**Challenge**
Rewrite the stretch from the row containing "70, 89, 122]" through the row containing "438, 544, 459]", changing every "cylinder-top" to "cylinder-cap" and keeping all else the same.

**Listings of boxed layout items**
* start *

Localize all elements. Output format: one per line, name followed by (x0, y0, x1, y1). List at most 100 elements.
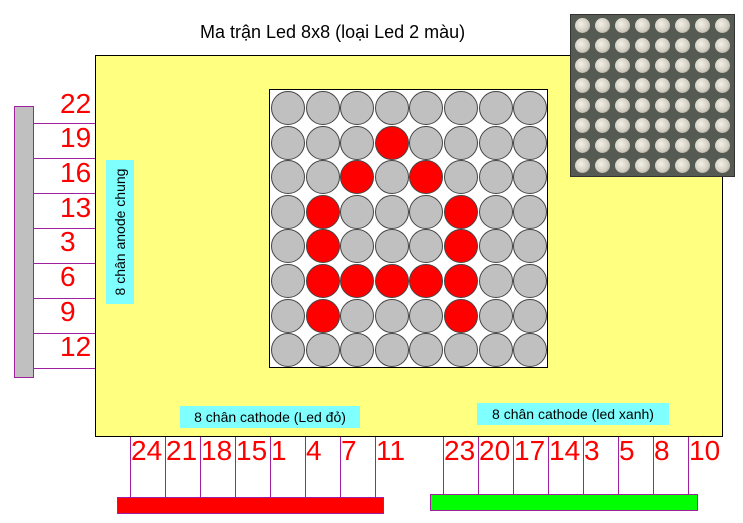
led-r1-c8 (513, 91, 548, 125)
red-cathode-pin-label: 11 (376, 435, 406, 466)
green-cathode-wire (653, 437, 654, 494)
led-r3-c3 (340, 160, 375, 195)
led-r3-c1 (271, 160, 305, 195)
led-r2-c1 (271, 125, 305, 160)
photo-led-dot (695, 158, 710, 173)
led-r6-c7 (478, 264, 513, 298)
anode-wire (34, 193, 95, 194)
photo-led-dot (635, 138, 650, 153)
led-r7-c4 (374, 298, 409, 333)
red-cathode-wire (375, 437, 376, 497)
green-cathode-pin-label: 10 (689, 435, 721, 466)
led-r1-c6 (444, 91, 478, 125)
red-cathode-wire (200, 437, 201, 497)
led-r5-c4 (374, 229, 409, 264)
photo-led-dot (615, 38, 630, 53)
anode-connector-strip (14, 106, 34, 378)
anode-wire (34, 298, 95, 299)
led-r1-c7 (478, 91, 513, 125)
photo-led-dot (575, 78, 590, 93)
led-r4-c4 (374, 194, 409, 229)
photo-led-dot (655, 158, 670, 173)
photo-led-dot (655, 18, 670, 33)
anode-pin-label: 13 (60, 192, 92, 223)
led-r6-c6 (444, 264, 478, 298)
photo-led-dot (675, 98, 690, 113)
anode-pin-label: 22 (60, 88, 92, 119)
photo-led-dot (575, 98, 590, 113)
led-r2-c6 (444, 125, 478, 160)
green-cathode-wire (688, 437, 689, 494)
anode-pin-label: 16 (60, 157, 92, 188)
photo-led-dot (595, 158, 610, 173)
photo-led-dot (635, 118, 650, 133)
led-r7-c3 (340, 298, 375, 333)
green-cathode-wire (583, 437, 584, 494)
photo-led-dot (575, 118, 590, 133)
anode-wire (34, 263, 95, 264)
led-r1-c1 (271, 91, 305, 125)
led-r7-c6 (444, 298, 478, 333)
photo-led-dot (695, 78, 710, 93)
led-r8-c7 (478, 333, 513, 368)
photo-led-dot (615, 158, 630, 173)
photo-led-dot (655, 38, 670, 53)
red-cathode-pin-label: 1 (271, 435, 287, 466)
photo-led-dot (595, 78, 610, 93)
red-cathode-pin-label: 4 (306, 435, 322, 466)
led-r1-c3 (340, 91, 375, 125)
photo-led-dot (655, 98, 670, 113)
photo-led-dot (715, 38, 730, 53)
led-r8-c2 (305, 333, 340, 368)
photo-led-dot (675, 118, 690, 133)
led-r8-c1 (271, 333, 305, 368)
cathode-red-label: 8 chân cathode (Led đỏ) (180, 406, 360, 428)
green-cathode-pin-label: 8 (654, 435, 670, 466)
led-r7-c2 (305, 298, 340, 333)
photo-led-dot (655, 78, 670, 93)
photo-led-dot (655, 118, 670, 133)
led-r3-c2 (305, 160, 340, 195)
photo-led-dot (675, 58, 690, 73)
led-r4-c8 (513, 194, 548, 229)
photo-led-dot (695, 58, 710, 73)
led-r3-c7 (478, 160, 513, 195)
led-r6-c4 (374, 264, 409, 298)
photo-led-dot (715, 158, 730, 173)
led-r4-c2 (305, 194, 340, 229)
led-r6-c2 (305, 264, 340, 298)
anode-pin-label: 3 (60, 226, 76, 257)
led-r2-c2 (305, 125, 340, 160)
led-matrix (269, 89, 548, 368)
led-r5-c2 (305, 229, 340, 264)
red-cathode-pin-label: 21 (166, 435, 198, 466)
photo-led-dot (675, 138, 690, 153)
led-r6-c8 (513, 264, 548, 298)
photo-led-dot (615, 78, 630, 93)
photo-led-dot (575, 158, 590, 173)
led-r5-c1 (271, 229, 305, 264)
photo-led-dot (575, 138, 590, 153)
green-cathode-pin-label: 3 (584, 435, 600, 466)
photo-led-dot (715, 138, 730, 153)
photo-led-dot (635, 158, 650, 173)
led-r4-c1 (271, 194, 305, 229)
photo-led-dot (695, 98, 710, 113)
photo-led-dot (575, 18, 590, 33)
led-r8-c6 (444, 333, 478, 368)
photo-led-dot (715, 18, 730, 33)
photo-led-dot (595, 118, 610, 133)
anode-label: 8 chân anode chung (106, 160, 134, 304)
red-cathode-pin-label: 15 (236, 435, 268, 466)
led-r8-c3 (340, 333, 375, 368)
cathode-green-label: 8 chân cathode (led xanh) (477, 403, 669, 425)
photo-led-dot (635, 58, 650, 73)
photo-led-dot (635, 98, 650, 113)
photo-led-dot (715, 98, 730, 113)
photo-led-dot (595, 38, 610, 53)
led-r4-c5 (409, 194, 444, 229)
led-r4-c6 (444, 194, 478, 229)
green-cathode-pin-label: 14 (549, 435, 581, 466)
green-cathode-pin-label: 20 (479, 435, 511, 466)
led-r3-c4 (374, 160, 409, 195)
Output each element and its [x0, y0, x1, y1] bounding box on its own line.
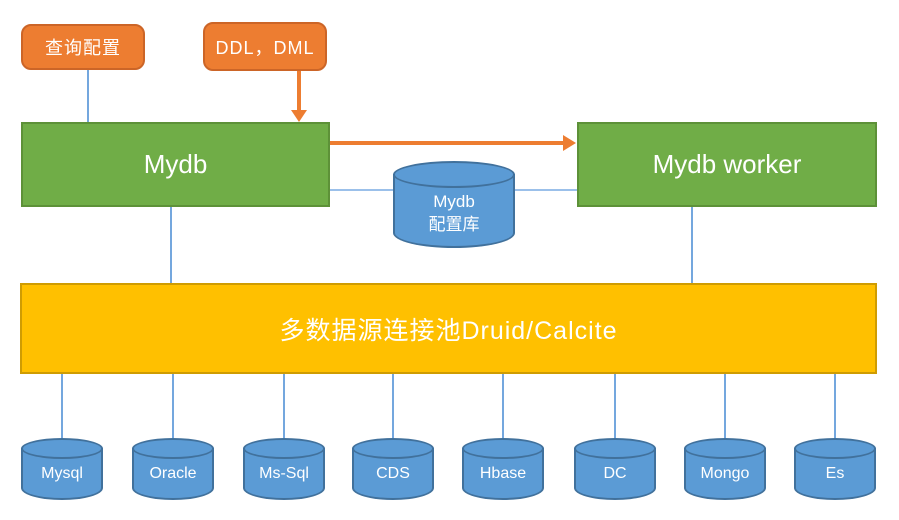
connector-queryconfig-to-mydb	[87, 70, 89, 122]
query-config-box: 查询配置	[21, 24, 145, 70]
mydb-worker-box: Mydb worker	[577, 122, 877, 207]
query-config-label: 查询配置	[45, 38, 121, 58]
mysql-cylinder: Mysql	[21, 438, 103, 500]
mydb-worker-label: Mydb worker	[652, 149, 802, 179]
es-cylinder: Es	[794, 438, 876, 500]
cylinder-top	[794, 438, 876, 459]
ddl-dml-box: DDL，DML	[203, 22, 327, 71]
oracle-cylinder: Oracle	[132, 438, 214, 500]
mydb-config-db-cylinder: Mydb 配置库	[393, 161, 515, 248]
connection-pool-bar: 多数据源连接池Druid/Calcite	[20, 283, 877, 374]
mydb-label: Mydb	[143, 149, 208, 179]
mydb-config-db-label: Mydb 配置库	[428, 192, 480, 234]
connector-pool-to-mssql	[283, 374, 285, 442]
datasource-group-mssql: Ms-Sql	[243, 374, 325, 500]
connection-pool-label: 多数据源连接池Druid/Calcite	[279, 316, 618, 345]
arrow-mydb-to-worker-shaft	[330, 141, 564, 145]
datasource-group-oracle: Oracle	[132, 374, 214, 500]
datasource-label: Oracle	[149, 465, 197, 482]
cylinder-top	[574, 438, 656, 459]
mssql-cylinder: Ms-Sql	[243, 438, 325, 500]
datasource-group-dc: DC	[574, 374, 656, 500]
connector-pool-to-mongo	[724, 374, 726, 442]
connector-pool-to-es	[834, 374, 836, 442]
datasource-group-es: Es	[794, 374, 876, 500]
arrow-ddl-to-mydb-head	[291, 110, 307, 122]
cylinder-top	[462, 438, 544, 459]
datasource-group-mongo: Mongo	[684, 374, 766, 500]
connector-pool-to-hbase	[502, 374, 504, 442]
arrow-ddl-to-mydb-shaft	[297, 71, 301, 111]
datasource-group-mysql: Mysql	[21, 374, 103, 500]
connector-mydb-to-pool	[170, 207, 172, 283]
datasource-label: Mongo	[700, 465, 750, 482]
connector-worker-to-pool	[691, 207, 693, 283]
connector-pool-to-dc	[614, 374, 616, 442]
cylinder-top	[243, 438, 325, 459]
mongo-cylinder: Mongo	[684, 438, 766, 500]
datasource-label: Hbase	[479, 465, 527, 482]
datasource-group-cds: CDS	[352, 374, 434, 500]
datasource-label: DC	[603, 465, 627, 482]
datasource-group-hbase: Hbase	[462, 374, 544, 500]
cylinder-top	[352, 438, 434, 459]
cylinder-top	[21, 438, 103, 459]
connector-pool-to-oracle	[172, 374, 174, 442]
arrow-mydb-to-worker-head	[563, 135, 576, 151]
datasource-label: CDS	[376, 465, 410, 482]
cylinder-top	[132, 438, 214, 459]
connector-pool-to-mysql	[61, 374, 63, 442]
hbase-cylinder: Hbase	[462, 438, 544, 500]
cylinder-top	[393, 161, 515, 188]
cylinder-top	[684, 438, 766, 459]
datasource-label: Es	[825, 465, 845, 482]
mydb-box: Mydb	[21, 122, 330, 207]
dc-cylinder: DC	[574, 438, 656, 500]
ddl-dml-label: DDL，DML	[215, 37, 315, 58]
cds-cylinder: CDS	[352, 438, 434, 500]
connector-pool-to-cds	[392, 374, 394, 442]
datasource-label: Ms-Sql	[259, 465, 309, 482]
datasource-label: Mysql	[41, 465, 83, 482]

* end *

**Solution for this problem**
connector-queryconfig-to-mydb	[87, 70, 89, 122]
query-config-box: 查询配置	[21, 24, 145, 70]
mydb-worker-box: Mydb worker	[577, 122, 877, 207]
query-config-label: 查询配置	[45, 38, 121, 58]
mysql-cylinder: Mysql	[21, 438, 103, 500]
mydb-worker-label: Mydb worker	[652, 149, 802, 179]
es-cylinder: Es	[794, 438, 876, 500]
cylinder-cap	[794, 438, 876, 459]
ddl-dml-box: DDL，DML	[203, 22, 327, 71]
oracle-cylinder: Oracle	[132, 438, 214, 500]
mydb-config-db-cylinder: Mydb 配置库	[393, 161, 515, 248]
connection-pool-bar: 多数据源连接池Druid/Calcite	[20, 283, 877, 374]
mydb-label: Mydb	[143, 149, 208, 179]
mydb-config-db-label: Mydb 配置库	[428, 192, 480, 234]
connector-pool-to-mssql	[283, 374, 285, 442]
datasource-group-mssql: Ms-Sql	[243, 374, 325, 500]
connection-pool-label: 多数据源连接池Druid/Calcite	[279, 316, 618, 345]
arrow-mydb-to-worker-shaft	[330, 141, 564, 145]
datasource-group-oracle: Oracle	[132, 374, 214, 500]
datasource-label: Oracle	[149, 465, 197, 482]
cylinder-cap	[574, 438, 656, 459]
mssql-cylinder: Ms-Sql	[243, 438, 325, 500]
datasource-group-dc: DC	[574, 374, 656, 500]
connector-pool-to-mongo	[724, 374, 726, 442]
connector-pool-to-es	[834, 374, 836, 442]
datasource-group-es: Es	[794, 374, 876, 500]
arrow-ddl-to-mydb-head	[291, 110, 307, 122]
cylinder-cap	[462, 438, 544, 459]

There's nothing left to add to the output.